Task details »
All lines holding the string "text" are to be shown.
══ Data shown
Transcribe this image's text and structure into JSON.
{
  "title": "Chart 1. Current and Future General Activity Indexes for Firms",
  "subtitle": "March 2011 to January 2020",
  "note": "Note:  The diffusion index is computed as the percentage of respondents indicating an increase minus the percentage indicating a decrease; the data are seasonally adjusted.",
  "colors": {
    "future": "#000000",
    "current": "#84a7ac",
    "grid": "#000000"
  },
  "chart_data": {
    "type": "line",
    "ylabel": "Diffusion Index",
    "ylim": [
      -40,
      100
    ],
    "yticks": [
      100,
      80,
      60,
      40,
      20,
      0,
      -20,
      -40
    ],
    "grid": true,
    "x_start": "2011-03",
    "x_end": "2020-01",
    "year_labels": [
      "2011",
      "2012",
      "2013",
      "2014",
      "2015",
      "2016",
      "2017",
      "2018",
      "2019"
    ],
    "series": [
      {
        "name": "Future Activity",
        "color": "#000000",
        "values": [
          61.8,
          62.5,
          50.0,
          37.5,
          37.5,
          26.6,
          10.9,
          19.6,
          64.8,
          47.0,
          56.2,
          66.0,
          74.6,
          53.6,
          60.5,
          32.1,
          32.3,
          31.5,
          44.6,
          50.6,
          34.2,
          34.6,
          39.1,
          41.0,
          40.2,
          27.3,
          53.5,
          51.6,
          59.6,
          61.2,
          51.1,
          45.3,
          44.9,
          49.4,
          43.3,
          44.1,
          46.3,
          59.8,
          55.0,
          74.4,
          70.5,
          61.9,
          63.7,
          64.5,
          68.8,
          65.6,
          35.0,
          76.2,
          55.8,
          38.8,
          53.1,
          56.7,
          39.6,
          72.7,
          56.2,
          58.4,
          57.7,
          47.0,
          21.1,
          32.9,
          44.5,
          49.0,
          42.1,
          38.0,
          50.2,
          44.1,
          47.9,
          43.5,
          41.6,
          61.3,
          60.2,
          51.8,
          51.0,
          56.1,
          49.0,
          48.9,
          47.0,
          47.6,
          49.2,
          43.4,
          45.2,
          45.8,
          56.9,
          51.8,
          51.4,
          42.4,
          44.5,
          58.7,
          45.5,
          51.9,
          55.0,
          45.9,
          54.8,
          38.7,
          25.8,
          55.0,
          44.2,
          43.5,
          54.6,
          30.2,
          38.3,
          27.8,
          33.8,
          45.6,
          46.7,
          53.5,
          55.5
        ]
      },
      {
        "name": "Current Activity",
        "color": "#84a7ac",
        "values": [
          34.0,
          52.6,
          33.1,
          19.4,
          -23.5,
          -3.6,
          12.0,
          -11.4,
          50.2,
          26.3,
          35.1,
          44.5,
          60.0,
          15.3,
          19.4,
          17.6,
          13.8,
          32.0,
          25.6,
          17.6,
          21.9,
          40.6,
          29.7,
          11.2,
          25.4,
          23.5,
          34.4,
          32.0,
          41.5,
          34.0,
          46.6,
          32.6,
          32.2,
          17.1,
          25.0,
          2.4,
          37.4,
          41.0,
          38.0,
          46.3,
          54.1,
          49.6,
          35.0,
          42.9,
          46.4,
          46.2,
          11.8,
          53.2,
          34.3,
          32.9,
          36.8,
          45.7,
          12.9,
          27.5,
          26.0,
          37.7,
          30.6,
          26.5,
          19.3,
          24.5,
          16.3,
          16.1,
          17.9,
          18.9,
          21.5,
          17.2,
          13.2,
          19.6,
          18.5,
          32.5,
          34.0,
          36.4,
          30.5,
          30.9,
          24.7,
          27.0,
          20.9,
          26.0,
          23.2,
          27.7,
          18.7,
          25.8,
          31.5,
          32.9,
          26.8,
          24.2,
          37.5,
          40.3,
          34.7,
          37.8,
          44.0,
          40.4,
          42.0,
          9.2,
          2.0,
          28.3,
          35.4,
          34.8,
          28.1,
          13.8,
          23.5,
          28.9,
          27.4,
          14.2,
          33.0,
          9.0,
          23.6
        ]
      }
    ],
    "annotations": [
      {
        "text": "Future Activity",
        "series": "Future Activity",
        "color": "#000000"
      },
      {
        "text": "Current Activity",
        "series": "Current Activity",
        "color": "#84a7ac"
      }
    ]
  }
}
════
Task output »
Transcribe this image's text and structure into JSON.
        "text": "Future Activity",
        "text": "Current Activity",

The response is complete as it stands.